**Work to do**
Copy every line that contains the string "described" from the entries below.

**Recorded information**
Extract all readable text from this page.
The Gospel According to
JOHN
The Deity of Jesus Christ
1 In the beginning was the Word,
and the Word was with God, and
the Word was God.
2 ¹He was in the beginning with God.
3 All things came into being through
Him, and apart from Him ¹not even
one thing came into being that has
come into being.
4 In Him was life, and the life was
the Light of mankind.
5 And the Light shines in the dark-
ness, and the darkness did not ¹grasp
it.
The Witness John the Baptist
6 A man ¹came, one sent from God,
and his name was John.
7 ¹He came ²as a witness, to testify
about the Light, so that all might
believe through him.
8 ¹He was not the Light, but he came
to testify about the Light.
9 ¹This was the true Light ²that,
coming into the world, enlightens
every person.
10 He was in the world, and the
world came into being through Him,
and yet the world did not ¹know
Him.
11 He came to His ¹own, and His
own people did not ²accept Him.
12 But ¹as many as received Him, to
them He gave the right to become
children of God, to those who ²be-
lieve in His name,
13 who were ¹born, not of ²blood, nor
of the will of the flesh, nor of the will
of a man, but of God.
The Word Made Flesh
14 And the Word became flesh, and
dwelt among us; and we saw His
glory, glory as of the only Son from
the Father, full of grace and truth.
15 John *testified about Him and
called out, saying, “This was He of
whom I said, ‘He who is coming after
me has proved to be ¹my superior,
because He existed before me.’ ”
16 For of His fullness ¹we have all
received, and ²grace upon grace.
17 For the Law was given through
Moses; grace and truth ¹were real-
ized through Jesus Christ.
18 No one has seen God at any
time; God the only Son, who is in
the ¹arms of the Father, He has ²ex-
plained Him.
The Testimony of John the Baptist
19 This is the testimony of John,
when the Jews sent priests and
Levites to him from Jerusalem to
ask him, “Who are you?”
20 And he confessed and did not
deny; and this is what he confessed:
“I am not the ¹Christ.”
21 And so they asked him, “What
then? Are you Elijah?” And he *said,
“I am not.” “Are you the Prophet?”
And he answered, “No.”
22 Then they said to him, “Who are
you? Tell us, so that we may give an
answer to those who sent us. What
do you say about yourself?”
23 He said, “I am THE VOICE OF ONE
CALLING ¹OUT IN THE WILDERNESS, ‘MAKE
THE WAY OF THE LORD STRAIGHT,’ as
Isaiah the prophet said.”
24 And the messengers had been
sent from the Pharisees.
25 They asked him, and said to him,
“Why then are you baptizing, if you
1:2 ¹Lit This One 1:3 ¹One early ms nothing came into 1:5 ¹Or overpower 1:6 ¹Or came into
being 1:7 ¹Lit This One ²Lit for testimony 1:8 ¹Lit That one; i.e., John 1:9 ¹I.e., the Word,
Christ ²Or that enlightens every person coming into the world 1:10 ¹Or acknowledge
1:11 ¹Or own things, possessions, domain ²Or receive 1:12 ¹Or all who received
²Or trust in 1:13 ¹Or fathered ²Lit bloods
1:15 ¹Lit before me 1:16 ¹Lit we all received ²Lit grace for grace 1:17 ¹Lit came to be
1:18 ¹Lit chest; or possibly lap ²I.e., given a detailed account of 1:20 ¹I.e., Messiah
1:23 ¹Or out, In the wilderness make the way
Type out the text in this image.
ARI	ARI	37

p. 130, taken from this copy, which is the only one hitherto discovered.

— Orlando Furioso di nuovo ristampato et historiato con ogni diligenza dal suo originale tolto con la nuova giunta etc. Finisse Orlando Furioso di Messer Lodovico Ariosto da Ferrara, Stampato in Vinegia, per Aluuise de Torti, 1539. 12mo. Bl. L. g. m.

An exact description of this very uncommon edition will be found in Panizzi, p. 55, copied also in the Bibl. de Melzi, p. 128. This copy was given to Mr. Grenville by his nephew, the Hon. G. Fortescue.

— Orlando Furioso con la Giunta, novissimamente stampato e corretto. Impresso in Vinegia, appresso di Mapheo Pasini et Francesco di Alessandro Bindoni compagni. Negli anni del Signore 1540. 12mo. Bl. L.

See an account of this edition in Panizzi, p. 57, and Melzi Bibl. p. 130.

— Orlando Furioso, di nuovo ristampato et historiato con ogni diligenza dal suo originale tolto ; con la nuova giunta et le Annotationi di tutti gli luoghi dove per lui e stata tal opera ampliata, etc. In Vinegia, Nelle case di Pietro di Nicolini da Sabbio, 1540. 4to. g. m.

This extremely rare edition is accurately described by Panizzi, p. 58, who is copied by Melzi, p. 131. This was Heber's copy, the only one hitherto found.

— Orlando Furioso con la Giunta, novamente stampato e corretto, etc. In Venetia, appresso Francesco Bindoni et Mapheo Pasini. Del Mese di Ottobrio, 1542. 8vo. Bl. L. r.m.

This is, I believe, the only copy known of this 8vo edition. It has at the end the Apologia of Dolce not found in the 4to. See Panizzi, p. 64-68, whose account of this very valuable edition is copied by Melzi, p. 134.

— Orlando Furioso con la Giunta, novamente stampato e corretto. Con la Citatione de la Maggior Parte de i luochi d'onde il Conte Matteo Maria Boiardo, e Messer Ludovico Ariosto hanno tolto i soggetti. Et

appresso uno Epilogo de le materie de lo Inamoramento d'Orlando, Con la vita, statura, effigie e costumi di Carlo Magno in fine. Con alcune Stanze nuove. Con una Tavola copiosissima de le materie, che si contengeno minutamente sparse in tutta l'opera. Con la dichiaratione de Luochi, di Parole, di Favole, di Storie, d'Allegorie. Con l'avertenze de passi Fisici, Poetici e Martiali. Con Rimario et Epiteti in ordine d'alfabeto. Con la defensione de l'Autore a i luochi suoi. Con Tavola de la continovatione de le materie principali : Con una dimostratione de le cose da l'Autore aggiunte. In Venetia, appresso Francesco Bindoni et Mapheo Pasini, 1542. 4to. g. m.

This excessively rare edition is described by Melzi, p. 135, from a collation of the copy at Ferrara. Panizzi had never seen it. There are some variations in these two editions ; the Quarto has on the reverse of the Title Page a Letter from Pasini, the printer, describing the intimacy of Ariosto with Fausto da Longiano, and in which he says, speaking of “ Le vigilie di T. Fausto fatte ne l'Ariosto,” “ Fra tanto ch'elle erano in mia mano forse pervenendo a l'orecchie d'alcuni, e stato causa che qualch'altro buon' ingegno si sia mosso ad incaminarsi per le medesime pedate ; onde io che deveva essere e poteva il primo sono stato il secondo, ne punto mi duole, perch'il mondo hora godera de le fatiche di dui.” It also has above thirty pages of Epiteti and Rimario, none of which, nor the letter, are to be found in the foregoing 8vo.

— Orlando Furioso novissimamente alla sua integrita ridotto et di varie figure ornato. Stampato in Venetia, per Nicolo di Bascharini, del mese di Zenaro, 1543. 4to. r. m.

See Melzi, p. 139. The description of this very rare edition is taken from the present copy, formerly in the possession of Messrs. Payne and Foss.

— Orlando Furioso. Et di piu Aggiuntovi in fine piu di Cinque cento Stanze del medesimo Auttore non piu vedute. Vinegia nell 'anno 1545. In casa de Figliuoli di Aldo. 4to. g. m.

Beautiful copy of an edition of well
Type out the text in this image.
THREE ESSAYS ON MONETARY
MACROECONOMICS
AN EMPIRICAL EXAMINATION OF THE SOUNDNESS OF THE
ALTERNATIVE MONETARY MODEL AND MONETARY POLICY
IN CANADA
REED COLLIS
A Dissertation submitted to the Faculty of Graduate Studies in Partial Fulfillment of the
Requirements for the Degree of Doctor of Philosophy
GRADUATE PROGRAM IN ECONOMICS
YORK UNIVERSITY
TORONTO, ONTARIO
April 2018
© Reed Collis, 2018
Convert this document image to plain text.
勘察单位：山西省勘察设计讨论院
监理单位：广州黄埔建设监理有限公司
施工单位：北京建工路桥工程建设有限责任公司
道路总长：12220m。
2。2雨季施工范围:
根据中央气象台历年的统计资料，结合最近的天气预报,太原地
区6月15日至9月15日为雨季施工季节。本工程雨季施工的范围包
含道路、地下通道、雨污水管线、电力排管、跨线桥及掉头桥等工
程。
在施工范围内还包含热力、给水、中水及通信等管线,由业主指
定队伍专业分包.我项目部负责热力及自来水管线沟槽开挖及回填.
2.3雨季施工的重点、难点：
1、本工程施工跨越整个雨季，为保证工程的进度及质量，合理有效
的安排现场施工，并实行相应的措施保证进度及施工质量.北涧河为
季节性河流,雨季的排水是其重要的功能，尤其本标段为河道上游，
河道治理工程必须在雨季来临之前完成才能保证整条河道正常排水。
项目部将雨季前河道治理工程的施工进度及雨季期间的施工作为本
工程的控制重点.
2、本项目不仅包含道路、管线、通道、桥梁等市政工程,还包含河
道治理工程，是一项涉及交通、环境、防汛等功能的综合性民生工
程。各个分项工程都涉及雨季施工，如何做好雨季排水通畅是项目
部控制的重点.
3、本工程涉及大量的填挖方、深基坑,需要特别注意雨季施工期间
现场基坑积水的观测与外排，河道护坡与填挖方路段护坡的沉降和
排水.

**Solution**
This extremely rare edition is accurately described by Panizzi, p. 58, who is copied by Melzi, p. 131. This was Heber's copy, the only one hitherto found.
This excessively rare edition is described by Melzi, p. 135, from a collation of the copy at Ferrara. Panizzi had never seen it. There are some variations in these two editions ; the Quarto has on the reverse of the Title Page a Letter from Pasini, the printer, describing the intimacy of Ariosto with Fausto da Longiano, and in which he says, speaking of “ Le vigilie di T. Fausto fatte ne l'Ariosto,” “ Fra tanto ch'elle erano in mia mano forse pervenendo a l'orecchie d'alcuni, e stato causa che qualch'altro buon' ingegno si sia mosso ad incaminarsi per le medesime pedate ; onde io che deveva essere e poteva il primo sono stato il secondo, ne punto mi duole, perch'il mondo hora godera de le fatiche di dui.” It also has above thirty pages of Epiteti and Rimario, none of which, nor the letter, are to be found in the foregoing 8vo.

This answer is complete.